#### [Goal of the exercise]
Please copy out every line of the entries below word for word, leaving out the pictures.

#### [Material for this task]
********************

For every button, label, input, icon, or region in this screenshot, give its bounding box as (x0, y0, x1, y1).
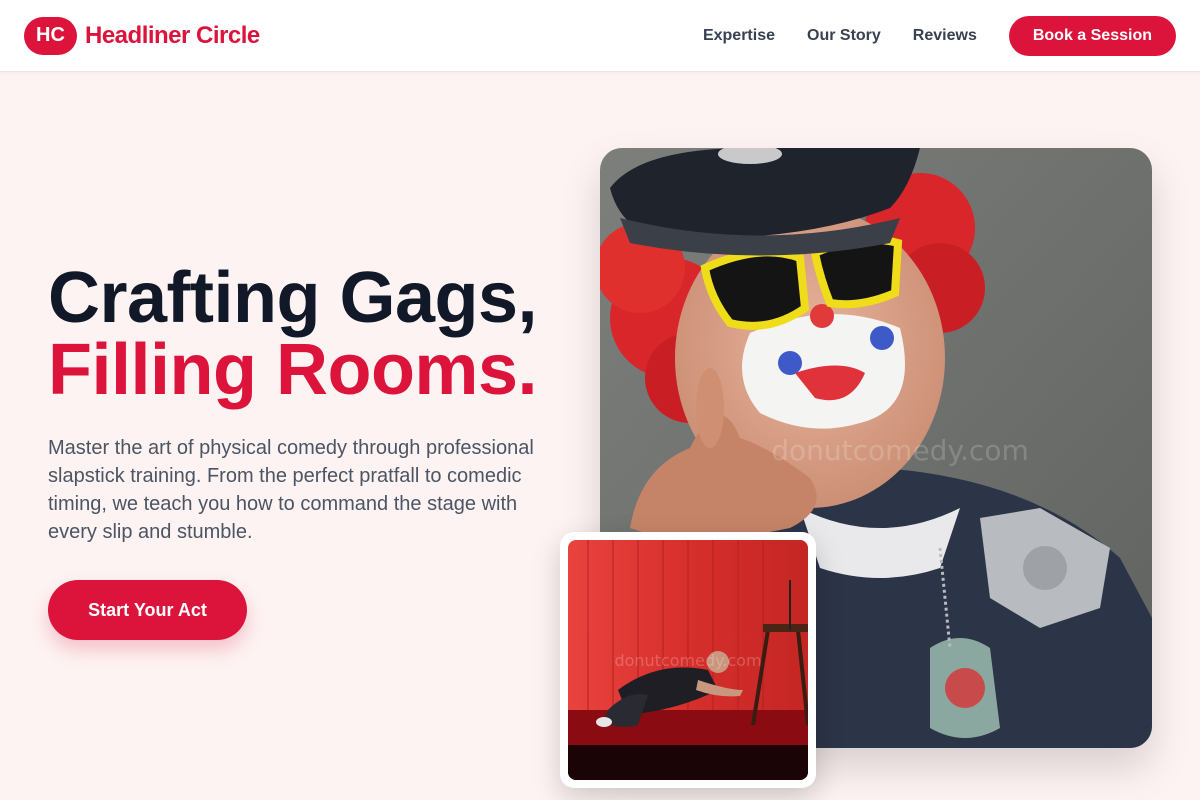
start-your-act-button[interactable]: Start Your Act (48, 580, 247, 640)
hero-description: Master the art of physical comedy throug… (48, 437, 534, 543)
book-session-button[interactable]: Book a Session (1008, 15, 1176, 56)
site-header: HC Headliner Circle Expertise Our Story … (0, 0, 1200, 72)
nav-link-reviews[interactable]: Reviews (913, 27, 977, 45)
hero-title-line1: Crafting Gags, (48, 258, 538, 338)
main-photo-watermark: donutcomedy.com (771, 434, 1028, 467)
nav-link-our-story[interactable]: Our Story (807, 27, 881, 45)
hero-title-line2: Filling Rooms. (48, 330, 537, 410)
inset-photo-watermark: donutcomedy.com (614, 651, 761, 670)
brand-badge: HC (24, 16, 77, 55)
hero-section: Crafting Gags, Filling Rooms. Master the… (48, 262, 568, 640)
brand-logo-link[interactable]: HC Headliner Circle (24, 16, 260, 55)
hero-title: Crafting Gags, Filling Rooms. (48, 262, 568, 406)
pratfall-photo-frame: donutcomedy.com (560, 532, 816, 788)
main-nav: Expertise Our Story Reviews Book a Sessi… (671, 15, 1176, 56)
pratfall-photo: donutcomedy.com (568, 540, 808, 780)
brand-name: Headliner Circle (85, 21, 260, 49)
nav-link-expertise[interactable]: Expertise (703, 27, 775, 45)
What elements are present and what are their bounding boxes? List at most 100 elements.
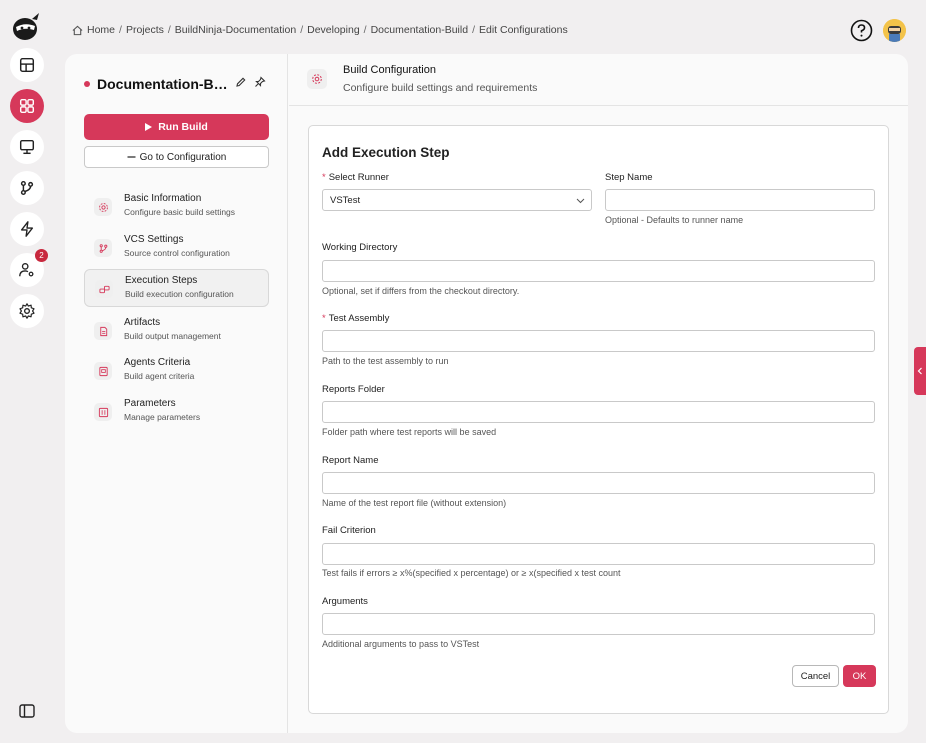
chevron-down-icon: [576, 198, 585, 204]
agent-icon: [98, 366, 108, 376]
report-name-label: Report Name: [322, 455, 379, 466]
cancel-button[interactable]: Cancel: [792, 665, 839, 687]
status-dot: [84, 81, 90, 87]
runner-select-value: VSTest: [330, 194, 361, 206]
play-icon: [145, 123, 153, 131]
step-name-hint: Optional - Defaults to runner name: [605, 215, 744, 225]
report-name-input[interactable]: [322, 472, 875, 494]
nav-parameters[interactable]: Parameters Manage parameters: [84, 393, 269, 431]
test-assembly-label-text: Test Assembly: [328, 313, 390, 324]
main-card: Documentation-Build Run Build Go to Conf…: [65, 54, 908, 733]
nav-basic-information[interactable]: Basic Information Configure basic build …: [84, 188, 269, 226]
collapse-panel-button[interactable]: [914, 347, 926, 395]
go-to-configuration-button[interactable]: Go to Configuration: [84, 146, 269, 168]
ok-button[interactable]: OK: [843, 665, 876, 687]
reports-folder-input[interactable]: [322, 401, 875, 423]
nav-title: Parameters: [124, 398, 176, 409]
projects-nav-button[interactable]: [10, 89, 44, 123]
working-directory-input[interactable]: [322, 260, 875, 282]
gear-icon: [312, 74, 322, 84]
runner-select[interactable]: VSTest: [322, 189, 592, 211]
gear-icon: [98, 202, 108, 212]
triggers-nav-button[interactable]: [10, 212, 44, 246]
pencil-icon[interactable]: [235, 76, 247, 88]
dashboard-nav-button[interactable]: [10, 48, 44, 82]
breadcrumb-separator: /: [363, 24, 367, 36]
form-title: Add Execution Step: [322, 145, 450, 160]
fail-criterion-input[interactable]: [322, 543, 875, 565]
run-build-button[interactable]: Run Build: [84, 114, 269, 140]
nav-agents-criteria[interactable]: Agents Criteria Build agent criteria: [84, 352, 269, 390]
nav-title: Agents Criteria: [124, 357, 191, 368]
runner-label-text: Select Runner: [328, 172, 389, 183]
nav-subtitle: Manage parameters: [124, 412, 201, 422]
nav-title: Execution Steps: [125, 275, 198, 286]
fail-criterion-hint: Test fails if errors ≥ x%(specified x pe…: [322, 568, 621, 578]
section-header: Build Configuration Configure build sett…: [289, 54, 908, 106]
nav-vcs-settings[interactable]: VCS Settings Source control configuratio…: [84, 229, 269, 267]
run-build-label: Run Build: [158, 121, 208, 133]
sidebar-toggle-icon[interactable]: [18, 702, 36, 720]
breadcrumb-separator: /: [300, 24, 304, 36]
chevron-left-icon: [917, 367, 922, 375]
vcs-nav-button[interactable]: [10, 171, 44, 205]
breadcrumb-separator: /: [472, 24, 475, 36]
git-branch-icon: [20, 180, 34, 196]
home-icon[interactable]: [72, 25, 83, 36]
left-rail: 2: [0, 0, 54, 743]
nav-subtitle: Build agent criteria: [124, 371, 195, 381]
lightning-icon: [20, 221, 34, 237]
user-avatar[interactable]: [883, 19, 906, 42]
working-directory-label: Working Directory: [322, 242, 398, 253]
nav-subtitle: Source control configuration: [124, 248, 230, 258]
users-nav-button[interactable]: 2: [10, 249, 48, 287]
reports-folder-hint: Folder path where test reports will be s…: [322, 427, 497, 437]
step-name-input[interactable]: [605, 189, 875, 211]
fail-criterion-label: Fail Criterion: [322, 525, 376, 536]
section-title: Build Configuration: [343, 64, 436, 76]
working-directory-hint: Optional, set if differs from the checko…: [322, 286, 520, 296]
test-assembly-label: * Test Assembly: [322, 313, 389, 324]
breadcrumb-build[interactable]: Documentation-Build: [371, 24, 468, 36]
report-name-hint: Name of the test report file (without ex…: [322, 498, 507, 508]
pin-icon[interactable]: [254, 76, 266, 88]
help-icon[interactable]: [850, 19, 873, 42]
arguments-label: Arguments: [322, 596, 368, 607]
section-subtitle: Configure build settings and requirement…: [343, 82, 538, 94]
build-sidebar: Documentation-Build Run Build Go to Conf…: [65, 54, 288, 733]
nav-subtitle: Build execution configuration: [125, 289, 234, 299]
nav-artifacts[interactable]: Artifacts Build output management: [84, 312, 269, 350]
settings-nav-button[interactable]: [10, 294, 44, 328]
reports-folder-label: Reports Folder: [322, 384, 385, 395]
required-asterisk: *: [322, 313, 326, 324]
breadcrumb-developing[interactable]: Developing: [307, 24, 360, 36]
table-grid-icon: [19, 57, 35, 73]
required-asterisk: *: [322, 172, 326, 183]
nav-execution-steps[interactable]: Execution Steps Build execution configur…: [84, 269, 269, 307]
breadcrumb-separator: /: [119, 24, 122, 36]
nav-subtitle: Build output management: [124, 331, 221, 341]
monitor-icon: [19, 139, 35, 155]
apps-grid-icon: [19, 98, 35, 114]
ninja-logo-icon[interactable]: [10, 10, 42, 42]
runner-label: * Select Runner: [322, 172, 389, 183]
test-assembly-input[interactable]: [322, 330, 875, 352]
nav-subtitle: Configure basic build settings: [124, 207, 236, 217]
breadcrumb-home[interactable]: Home: [87, 24, 115, 36]
nav-title: Basic Information: [124, 193, 202, 204]
nav-title: VCS Settings: [124, 234, 184, 245]
breadcrumb: Home / Projects / BuildNinja-Documentati…: [72, 24, 568, 36]
breadcrumb-project[interactable]: BuildNinja-Documentation: [175, 24, 296, 36]
agents-nav-button[interactable]: [10, 130, 44, 164]
test-assembly-hint: Path to the test assembly to run: [322, 356, 449, 366]
arrow-left-icon: [127, 156, 136, 158]
add-execution-step-form: Add Execution Step * Select Runner VSTest…: [308, 125, 889, 714]
steps-icon: [98, 285, 110, 293]
breadcrumb-projects[interactable]: Projects: [126, 24, 164, 36]
git-branch-icon: [99, 243, 107, 253]
breadcrumb-separator: /: [167, 24, 171, 36]
arguments-input[interactable]: [322, 613, 875, 635]
nav-title: Artifacts: [124, 317, 161, 328]
go-to-configuration-label: Go to Configuration: [139, 151, 227, 163]
gear-icon: [19, 303, 35, 319]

********************

#### [The output]
For every button, label, input, icon, or region in this screenshot, give its bounding box as (x0, y0, x1, y1).
start-your-act-button[interactable]: Start Your Act (48, 580, 247, 640)
hero-description: Master the art of physical comedy throug… (48, 437, 534, 543)
book-session-button[interactable]: Book a Session (1008, 15, 1176, 56)
site-header: HC Headliner Circle Expertise Our Story … (0, 0, 1200, 72)
nav-link-reviews[interactable]: Reviews (913, 27, 977, 45)
hero-title-line1: Crafting Gags, (48, 258, 538, 338)
main-photo-watermark: donutcomedy.com (771, 434, 1028, 467)
nav-link-our-story[interactable]: Our Story (807, 27, 881, 45)
hero-title-line2: Filling Rooms. (48, 330, 537, 410)
inset-photo-watermark: donutcomedy.com (614, 651, 761, 670)
brand-badge: HC (24, 16, 77, 55)
hero-section: Crafting Gags, Filling Rooms. Master the… (48, 262, 568, 640)
brand-logo-link[interactable]: HC Headliner Circle (24, 16, 260, 55)
hero-title: Crafting Gags, Filling Rooms. (48, 262, 568, 406)
pratfall-photo-frame: donutcomedy.com (560, 532, 816, 788)
main-nav: Expertise Our Story Reviews Book a Sessi… (671, 15, 1176, 56)
pratfall-photo: donutcomedy.com (568, 540, 808, 780)
brand-name: Headliner Circle (85, 21, 260, 49)
nav-link-expertise[interactable]: Expertise (703, 27, 775, 45)
What elements are present and what are their bounding boxes? List at most 100 elements.
chevron-down-icon: [576, 198, 585, 204]
agent-icon: [98, 366, 108, 376]
report-name-label: Report Name: [322, 455, 379, 466]
cancel-button[interactable]: Cancel: [792, 665, 839, 687]
status-dot: [84, 81, 90, 87]
runner-select-value: VSTest: [330, 194, 361, 206]
play-icon: [145, 123, 153, 131]
step-name-hint: Optional - Defaults to runner name: [605, 215, 744, 225]
report-name-input[interactable]: [322, 472, 875, 494]
nav-parameters[interactable]: Parameters Manage parameters: [84, 393, 269, 431]
test-assembly-label-text: Test Assembly: [328, 313, 390, 324]
main-card: Documentation-Build Run Build Go to Conf…: [65, 54, 908, 733]
nav-basic-information[interactable]: Basic Information Configure basic build …: [84, 188, 269, 226]
collapse-panel-button[interactable]: [914, 347, 926, 395]
go-to-configuration-button[interactable]: Go to Configuration: [84, 146, 269, 168]
ok-button[interactable]: OK: [843, 665, 876, 687]
reports-folder-input[interactable]: [322, 401, 875, 423]
nav-title: Parameters: [124, 398, 176, 409]
projects-nav-button[interactable]: [10, 89, 44, 123]
working-directory-input[interactable]: [322, 260, 875, 282]
gear-icon: [312, 74, 322, 84]
runner-select[interactable]: VSTest: [322, 189, 592, 211]
gear-icon: [98, 202, 108, 212]
triggers-nav-button[interactable]: [10, 212, 44, 246]
pencil-icon[interactable]: [235, 76, 247, 88]
dashboard-nav-button[interactable]: [10, 48, 44, 82]
breadcrumb-separator: /: [363, 24, 367, 36]
form-title: Add Execution Step: [322, 145, 450, 160]
fail-criterion-input[interactable]: [322, 543, 875, 565]
run-build-button[interactable]: Run Build: [84, 114, 269, 140]
nav-agents-criteria[interactable]: Agents Criteria Build agent criteria: [84, 352, 269, 390]
nav-title: Agents Criteria: [124, 357, 191, 368]
runner-label-text: Select Runner: [328, 172, 389, 183]
nav-subtitle: Manage parameters: [124, 412, 201, 422]
nav-title: Execution Steps: [125, 275, 198, 286]
fail-criterion-hint: Test fails if errors ≥ x%(specified x pe…: [322, 568, 621, 578]
section-header: Build Configuration Configure build sett…: [289, 54, 908, 106]
nav-vcs-settings[interactable]: VCS Settings Source control configuratio…: [84, 229, 269, 267]
run-build-label: Run Build: [158, 121, 208, 133]
sidebar-toggle-icon[interactable]: [18, 702, 36, 720]
breadcrumb-separator: /: [300, 24, 304, 36]
chevron-left-icon: [917, 367, 922, 375]
vcs-nav-button[interactable]: [10, 171, 44, 205]
breadcrumb-separator: /: [472, 24, 475, 36]
git-branch-icon: [20, 180, 34, 196]
home-icon[interactable]: [72, 25, 83, 36]
left-rail: 2: [0, 0, 54, 743]
nav-subtitle: Build agent criteria: [124, 371, 195, 381]
lightning-icon: [20, 221, 34, 237]
user-avatar[interactable]: [883, 19, 906, 42]
working-directory-label: Working Directory: [322, 242, 398, 253]
nav-subtitle: Source control configuration: [124, 248, 230, 258]
users-nav-button[interactable]: 2: [10, 249, 48, 287]
reports-folder-hint: Folder path where test reports will be s…: [322, 427, 497, 437]
step-name-input[interactable]: [605, 189, 875, 211]
fail-criterion-label: Fail Criterion: [322, 525, 376, 536]
section-title: Build Configuration: [343, 64, 436, 76]
working-directory-hint: Optional, set if differs from the checko…: [322, 286, 520, 296]
test-assembly-label: * Test Assembly: [322, 313, 389, 324]
breadcrumb-build[interactable]: Documentation-Build: [371, 24, 468, 36]
report-name-hint: Name of the test report file (without ex…: [322, 498, 507, 508]
pin-icon[interactable]: [254, 76, 266, 88]
help-icon[interactable]: [850, 19, 873, 42]
arguments-label: Arguments: [322, 596, 368, 607]
section-subtitle: Configure build settings and requirement…: [343, 82, 538, 94]
build-sidebar: Documentation-Build Run Build Go to Conf…: [65, 54, 288, 733]
nav-subtitle: Build execution configuration: [125, 289, 234, 299]
nav-artifacts[interactable]: Artifacts Build output management: [84, 312, 269, 350]
settings-nav-button[interactable]: [10, 294, 44, 328]
reports-folder-label: Reports Folder: [322, 384, 385, 395]
required-asterisk: *: [322, 313, 326, 324]
breadcrumb-developing[interactable]: Developing: [307, 24, 360, 36]
table-grid-icon: [19, 57, 35, 73]
required-asterisk: *: [322, 172, 326, 183]
nav-execution-steps[interactable]: Execution Steps Build execution configur…: [84, 269, 269, 307]
breadcrumb-separator: /: [119, 24, 122, 36]
nav-subtitle: Build output management: [124, 331, 221, 341]
monitor-icon: [19, 139, 35, 155]
apps-grid-icon: [19, 98, 35, 114]
ninja-logo-icon[interactable]: [10, 10, 42, 42]
runner-label: * Select Runner: [322, 172, 389, 183]
test-assembly-input[interactable]: [322, 330, 875, 352]
nav-subtitle: Configure basic build settings: [124, 207, 236, 217]
breadcrumb-home[interactable]: Home: [87, 24, 115, 36]
nav-title: Basic Information: [124, 193, 202, 204]
nav-title: VCS Settings: [124, 234, 184, 245]
breadcrumb: Home / Projects / BuildNinja-Documentati…: [72, 24, 568, 36]
breadcrumb-project[interactable]: BuildNinja-Documentation: [175, 24, 296, 36]
agents-nav-button[interactable]: [10, 130, 44, 164]
test-assembly-hint: Path to the test assembly to run: [322, 356, 449, 366]
arrow-left-icon: [127, 156, 136, 158]
add-execution-step-form: Add Execution Step * Select Runner VSTest…: [308, 125, 889, 714]
steps-icon: [98, 285, 110, 293]
breadcrumb-projects[interactable]: Projects: [126, 24, 164, 36]
git-branch-icon: [99, 243, 107, 253]
breadcrumb-separator: /: [167, 24, 171, 36]
arguments-input[interactable]: [322, 613, 875, 635]
nav-title: Artifacts: [124, 317, 161, 328]
go-to-configuration-label: Go to Configuration: [139, 151, 227, 163]
gear-icon: [19, 303, 35, 319]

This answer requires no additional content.